» Task to carry out
Copy out each line that includes the word "values".

» Items
_ _ _ _

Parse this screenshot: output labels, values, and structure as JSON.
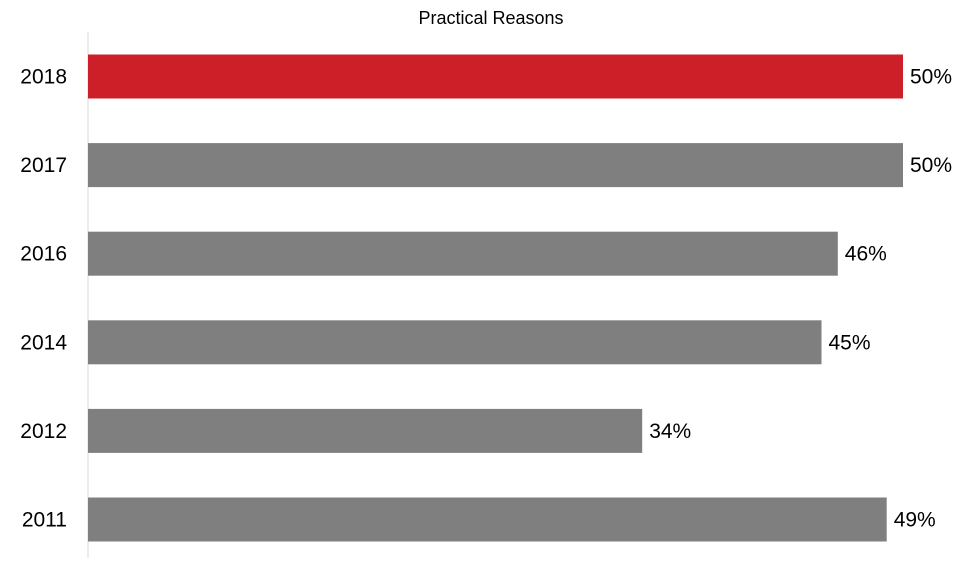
{
  "chart_data": {
    "type": "bar",
    "orientation": "horizontal",
    "title": "Practical Reasons",
    "xlabel": "",
    "ylabel": "",
    "categories": [
      "2018",
      "2017",
      "2016",
      "2014",
      "2012",
      "2011"
    ],
    "values": [
      50,
      50,
      46,
      45,
      34,
      49
    ],
    "value_labels": [
      "50%",
      "50%",
      "46%",
      "45%",
      "34%",
      "49%"
    ],
    "highlight_category": "2018",
    "colors": {
      "highlight": "#cc1f28",
      "default": "#7f7f7f",
      "axis": "#d9d9d9",
      "text": "#000000"
    },
    "xlim": [
      0,
      50
    ],
    "grid": false,
    "legend": "none"
  }
}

_ _ _ _

» Reply
Parse this screenshot: output labels, values, and structure as JSON.
    "values": [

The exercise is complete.